* **What to produce**
Copy out each line of the listing that has the word "wages" in it.

>>>>

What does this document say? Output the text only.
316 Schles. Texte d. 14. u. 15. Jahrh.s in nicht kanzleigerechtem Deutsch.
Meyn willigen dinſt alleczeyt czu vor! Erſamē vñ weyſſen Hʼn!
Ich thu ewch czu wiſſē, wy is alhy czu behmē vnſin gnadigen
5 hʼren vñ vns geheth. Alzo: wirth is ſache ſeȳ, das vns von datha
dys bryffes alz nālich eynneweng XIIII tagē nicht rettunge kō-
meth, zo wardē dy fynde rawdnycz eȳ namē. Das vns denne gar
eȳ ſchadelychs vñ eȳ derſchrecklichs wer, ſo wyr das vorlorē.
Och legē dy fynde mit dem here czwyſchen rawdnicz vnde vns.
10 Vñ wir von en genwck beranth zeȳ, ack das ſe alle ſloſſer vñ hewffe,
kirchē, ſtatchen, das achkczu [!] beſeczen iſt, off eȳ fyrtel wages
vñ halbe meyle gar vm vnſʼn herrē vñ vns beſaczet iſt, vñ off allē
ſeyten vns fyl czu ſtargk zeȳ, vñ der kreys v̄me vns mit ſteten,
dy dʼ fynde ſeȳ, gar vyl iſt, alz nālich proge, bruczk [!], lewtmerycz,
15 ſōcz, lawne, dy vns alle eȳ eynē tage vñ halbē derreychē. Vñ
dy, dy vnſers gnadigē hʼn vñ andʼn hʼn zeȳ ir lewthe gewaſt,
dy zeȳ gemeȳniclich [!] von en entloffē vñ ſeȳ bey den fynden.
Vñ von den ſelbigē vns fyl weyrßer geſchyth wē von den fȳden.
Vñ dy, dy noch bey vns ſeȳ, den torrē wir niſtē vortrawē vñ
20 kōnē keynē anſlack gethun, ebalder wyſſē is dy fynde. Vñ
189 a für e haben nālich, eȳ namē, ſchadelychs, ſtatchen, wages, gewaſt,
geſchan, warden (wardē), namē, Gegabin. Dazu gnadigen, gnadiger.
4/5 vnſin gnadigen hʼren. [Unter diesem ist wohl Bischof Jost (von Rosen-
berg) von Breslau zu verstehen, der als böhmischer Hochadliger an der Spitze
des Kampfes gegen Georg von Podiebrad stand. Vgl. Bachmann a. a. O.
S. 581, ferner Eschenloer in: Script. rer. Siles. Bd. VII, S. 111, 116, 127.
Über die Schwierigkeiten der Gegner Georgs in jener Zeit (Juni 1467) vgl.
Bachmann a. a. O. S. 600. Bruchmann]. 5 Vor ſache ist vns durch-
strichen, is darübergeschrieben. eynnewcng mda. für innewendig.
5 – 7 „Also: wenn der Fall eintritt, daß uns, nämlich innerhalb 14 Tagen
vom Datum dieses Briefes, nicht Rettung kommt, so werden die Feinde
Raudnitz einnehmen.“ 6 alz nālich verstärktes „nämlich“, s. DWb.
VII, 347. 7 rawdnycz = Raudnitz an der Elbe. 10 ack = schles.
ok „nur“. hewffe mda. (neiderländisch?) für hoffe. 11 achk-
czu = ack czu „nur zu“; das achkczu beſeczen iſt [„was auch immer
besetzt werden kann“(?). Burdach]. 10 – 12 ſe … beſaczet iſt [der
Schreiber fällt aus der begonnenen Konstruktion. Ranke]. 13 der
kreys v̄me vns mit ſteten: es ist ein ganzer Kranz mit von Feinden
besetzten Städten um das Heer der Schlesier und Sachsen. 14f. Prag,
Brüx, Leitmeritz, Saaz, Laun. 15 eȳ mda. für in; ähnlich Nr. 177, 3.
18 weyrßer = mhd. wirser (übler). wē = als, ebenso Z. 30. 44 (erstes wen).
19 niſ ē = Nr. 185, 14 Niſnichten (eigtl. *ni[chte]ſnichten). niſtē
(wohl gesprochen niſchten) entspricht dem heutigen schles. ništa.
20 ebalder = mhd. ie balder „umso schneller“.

<<<<

* **Result below**
kirchē, ſtatchen, das achkczu [!] beſeczen iſt, off eȳ fyrtel wages
189 a für e haben nālich, eȳ namē, ſchadelychs, ſtatchen, wages, gewaſt,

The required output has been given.